Task input »

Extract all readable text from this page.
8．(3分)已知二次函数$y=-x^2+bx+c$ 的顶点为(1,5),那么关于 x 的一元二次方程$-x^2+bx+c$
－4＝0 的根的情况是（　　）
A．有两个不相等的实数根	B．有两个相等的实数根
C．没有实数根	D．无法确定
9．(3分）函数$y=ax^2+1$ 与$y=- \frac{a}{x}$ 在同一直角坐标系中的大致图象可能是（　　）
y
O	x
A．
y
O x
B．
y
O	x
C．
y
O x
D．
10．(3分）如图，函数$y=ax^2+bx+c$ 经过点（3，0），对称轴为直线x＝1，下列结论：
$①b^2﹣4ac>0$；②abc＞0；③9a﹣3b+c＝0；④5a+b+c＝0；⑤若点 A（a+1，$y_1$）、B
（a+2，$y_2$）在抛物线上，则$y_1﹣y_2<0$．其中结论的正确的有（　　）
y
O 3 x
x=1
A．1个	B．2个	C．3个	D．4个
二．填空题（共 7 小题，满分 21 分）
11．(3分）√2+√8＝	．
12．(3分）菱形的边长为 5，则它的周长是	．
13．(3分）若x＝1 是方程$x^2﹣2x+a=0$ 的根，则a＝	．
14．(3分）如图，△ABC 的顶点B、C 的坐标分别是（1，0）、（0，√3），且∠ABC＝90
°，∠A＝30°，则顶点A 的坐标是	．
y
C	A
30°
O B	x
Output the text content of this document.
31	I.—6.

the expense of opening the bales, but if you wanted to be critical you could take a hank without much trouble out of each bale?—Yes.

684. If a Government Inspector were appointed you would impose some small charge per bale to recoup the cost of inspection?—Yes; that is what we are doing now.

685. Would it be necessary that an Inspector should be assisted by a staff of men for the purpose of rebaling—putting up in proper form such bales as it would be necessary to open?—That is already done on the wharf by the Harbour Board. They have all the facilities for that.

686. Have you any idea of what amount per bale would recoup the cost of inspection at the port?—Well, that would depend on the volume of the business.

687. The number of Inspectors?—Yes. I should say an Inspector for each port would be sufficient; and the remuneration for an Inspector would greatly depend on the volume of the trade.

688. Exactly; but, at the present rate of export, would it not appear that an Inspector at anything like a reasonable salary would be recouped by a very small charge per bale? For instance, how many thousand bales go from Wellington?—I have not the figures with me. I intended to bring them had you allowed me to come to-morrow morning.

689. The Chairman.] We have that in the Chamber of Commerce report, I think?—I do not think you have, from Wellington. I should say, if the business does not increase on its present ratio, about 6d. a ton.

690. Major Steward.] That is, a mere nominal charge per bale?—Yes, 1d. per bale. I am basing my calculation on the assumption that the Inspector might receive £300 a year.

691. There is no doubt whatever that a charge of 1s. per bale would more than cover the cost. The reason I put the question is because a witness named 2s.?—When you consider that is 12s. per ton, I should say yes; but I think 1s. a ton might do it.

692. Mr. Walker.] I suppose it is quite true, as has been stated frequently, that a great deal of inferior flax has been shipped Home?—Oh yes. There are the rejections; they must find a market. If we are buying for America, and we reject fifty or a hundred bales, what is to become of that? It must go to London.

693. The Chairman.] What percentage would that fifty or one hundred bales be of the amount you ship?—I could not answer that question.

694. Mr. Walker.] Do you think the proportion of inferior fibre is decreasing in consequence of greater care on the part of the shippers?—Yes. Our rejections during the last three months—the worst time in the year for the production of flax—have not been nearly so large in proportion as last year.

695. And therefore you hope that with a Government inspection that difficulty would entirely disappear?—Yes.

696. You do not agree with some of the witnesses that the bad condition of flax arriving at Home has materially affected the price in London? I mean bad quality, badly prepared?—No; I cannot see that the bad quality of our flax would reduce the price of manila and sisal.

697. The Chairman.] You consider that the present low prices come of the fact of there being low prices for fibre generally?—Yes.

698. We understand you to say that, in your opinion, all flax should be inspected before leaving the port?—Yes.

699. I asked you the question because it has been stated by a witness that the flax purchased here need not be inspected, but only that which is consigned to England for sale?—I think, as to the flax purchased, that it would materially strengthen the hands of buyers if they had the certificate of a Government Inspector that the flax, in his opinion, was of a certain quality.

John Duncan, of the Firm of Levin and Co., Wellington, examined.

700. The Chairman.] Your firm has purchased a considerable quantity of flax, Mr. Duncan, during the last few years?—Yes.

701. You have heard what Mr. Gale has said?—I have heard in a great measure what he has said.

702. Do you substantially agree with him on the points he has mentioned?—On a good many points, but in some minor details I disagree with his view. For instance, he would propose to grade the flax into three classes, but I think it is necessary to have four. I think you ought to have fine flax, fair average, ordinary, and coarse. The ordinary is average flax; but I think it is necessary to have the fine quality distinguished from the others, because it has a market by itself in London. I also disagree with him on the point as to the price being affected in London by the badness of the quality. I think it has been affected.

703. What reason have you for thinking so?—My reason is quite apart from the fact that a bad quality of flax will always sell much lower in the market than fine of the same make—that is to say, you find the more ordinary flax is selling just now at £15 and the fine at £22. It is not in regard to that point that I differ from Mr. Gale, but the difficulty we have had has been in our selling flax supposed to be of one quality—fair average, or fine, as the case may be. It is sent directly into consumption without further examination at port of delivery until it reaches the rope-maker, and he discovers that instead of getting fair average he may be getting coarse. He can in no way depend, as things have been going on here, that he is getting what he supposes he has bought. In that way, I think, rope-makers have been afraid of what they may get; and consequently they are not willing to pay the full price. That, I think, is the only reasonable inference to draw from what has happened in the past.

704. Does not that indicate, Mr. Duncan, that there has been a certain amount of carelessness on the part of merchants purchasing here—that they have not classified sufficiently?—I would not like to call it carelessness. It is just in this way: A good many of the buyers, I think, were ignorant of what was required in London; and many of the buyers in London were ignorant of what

Task instructions »
Using the listing above, please repeat every entry exactly.

Output for this task »
Extract all readable text from this page.
8．(3分)已知二次函数$y=-x^2+bx+c$ 的顶点为(1,5),那么关于 x 的一元二次方程$-x^2+bx+c$
－4＝0 的根的情况是（　　）
A．有两个不相等的实数根	B．有两个相等的实数根
C．没有实数根	D．无法确定
9．(3分）函数$y=ax^2+1$ 与$y=- \frac{a}{x}$ 在同一直角坐标系中的大致图象可能是（　　）
y
O	x
A．
y
O x
B．
y
O	x
C．
y
O x
D．
10．(3分）如图，函数$y=ax^2+bx+c$ 经过点（3，0），对称轴为直线x＝1，下列结论：
$①b^2﹣4ac>0$；②abc＞0；③9a﹣3b+c＝0；④5a+b+c＝0；⑤若点 A（a+1，$y_1$）、B
（a+2，$y_2$）在抛物线上，则$y_1﹣y_2<0$．其中结论的正确的有（　　）
y
O 3 x
x=1
A．1个	B．2个	C．3个	D．4个
二．填空题（共 7 小题，满分 21 分）
11．(3分）√2+√8＝	．
12．(3分）菱形的边长为 5，则它的周长是	．
13．(3分）若x＝1 是方程$x^2﹣2x+a=0$ 的根，则a＝	．
14．(3分）如图，△ABC 的顶点B、C 的坐标分别是（1，0）、（0，√3），且∠ABC＝90
°，∠A＝30°，则顶点A 的坐标是	．
y
C	A
30°
O B	x
Output the text content of this document.
31	I.—6.

the expense of opening the bales, but if you wanted to be critical you could take a hank without much trouble out of each bale?—Yes.

684. If a Government Inspector were appointed you would impose some small charge per bale to recoup the cost of inspection?—Yes; that is what we are doing now.

685. Would it be necessary that an Inspector should be assisted by a staff of men for the purpose of rebaling—putting up in proper form such bales as it would be necessary to open?—That is already done on the wharf by the Harbour Board. They have all the facilities for that.

686. Have you any idea of what amount per bale would recoup the cost of inspection at the port?—Well, that would depend on the volume of the business.

687. The number of Inspectors?—Yes. I should say an Inspector for each port would be sufficient; and the remuneration for an Inspector would greatly depend on the volume of the trade.

688. Exactly; but, at the present rate of export, would it not appear that an Inspector at anything like a reasonable salary would be recouped by a very small charge per bale? For instance, how many thousand bales go from Wellington?—I have not the figures with me. I intended to bring them had you allowed me to come to-morrow morning.

689. The Chairman.] We have that in the Chamber of Commerce report, I think?—I do not think you have, from Wellington. I should say, if the business does not increase on its present ratio, about 6d. a ton.

690. Major Steward.] That is, a mere nominal charge per bale?—Yes, 1d. per bale. I am basing my calculation on the assumption that the Inspector might receive £300 a year.

691. There is no doubt whatever that a charge of 1s. per bale would more than cover the cost. The reason I put the question is because a witness named 2s.?—When you consider that is 12s. per ton, I should say yes; but I think 1s. a ton might do it.

692. Mr. Walker.] I suppose it is quite true, as has been stated frequently, that a great deal of inferior flax has been shipped Home?—Oh yes. There are the rejections; they must find a market. If we are buying for America, and we reject fifty or a hundred bales, what is to become of that? It must go to London.

693. The Chairman.] What percentage would that fifty or one hundred bales be of the amount you ship?—I could not answer that question.

694. Mr. Walker.] Do you think the proportion of inferior fibre is decreasing in consequence of greater care on the part of the shippers?—Yes. Our rejections during the last three months—the worst time in the year for the production of flax—have not been nearly so large in proportion as last year.

695. And therefore you hope that with a Government inspection that difficulty would entirely disappear?—Yes.

696. You do not agree with some of the witnesses that the bad condition of flax arriving at Home has materially affected the price in London? I mean bad quality, badly prepared?—No; I cannot see that the bad quality of our flax would reduce the price of manila and sisal.

697. The Chairman.] You consider that the present low prices come of the fact of there being low prices for fibre generally?—Yes.

698. We understand you to say that, in your opinion, all flax should be inspected before leaving the port?—Yes.

699. I asked you the question because it has been stated by a witness that the flax purchased here need not be inspected, but only that which is consigned to England for sale?—I think, as to the flax purchased, that it would materially strengthen the hands of buyers if they had the certificate of a Government Inspector that the flax, in his opinion, was of a certain quality.

John Duncan, of the Firm of Levin and Co., Wellington, examined.

700. The Chairman.] Your firm has purchased a considerable quantity of flax, Mr. Duncan, during the last few years?—Yes.

701. You have heard what Mr. Gale has said?—I have heard in a great measure what he has said.

702. Do you substantially agree with him on the points he has mentioned?—On a good many points, but in some minor details I disagree with his view. For instance, he would propose to grade the flax into three classes, but I think it is necessary to have four. I think you ought to have fine flax, fair average, ordinary, and coarse. The ordinary is average flax; but I think it is necessary to have the fine quality distinguished from the others, because it has a market by itself in London. I also disagree with him on the point as to the price being affected in London by the badness of the quality. I think it has been affected.

703. What reason have you for thinking so?—My reason is quite apart from the fact that a bad quality of flax will always sell much lower in the market than fine of the same make—that is to say, you find the more ordinary flax is selling just now at £15 and the fine at £22. It is not in regard to that point that I differ from Mr. Gale, but the difficulty we have had has been in our selling flax supposed to be of one quality—fair average, or fine, as the case may be. It is sent directly into consumption without further examination at port of delivery until it reaches the rope-maker, and he discovers that instead of getting fair average he may be getting coarse. He can in no way depend, as things have been going on here, that he is getting what he supposes he has bought. In that way, I think, rope-makers have been afraid of what they may get; and consequently they are not willing to pay the full price. That, I think, is the only reasonable inference to draw from what has happened in the past.

704. Does not that indicate, Mr. Duncan, that there has been a certain amount of carelessness on the part of merchants purchasing here—that they have not classified sufficiently?—I would not like to call it carelessness. It is just in this way: A good many of the buyers, I think, were ignorant of what was required in London; and many of the buyers in London were ignorant of what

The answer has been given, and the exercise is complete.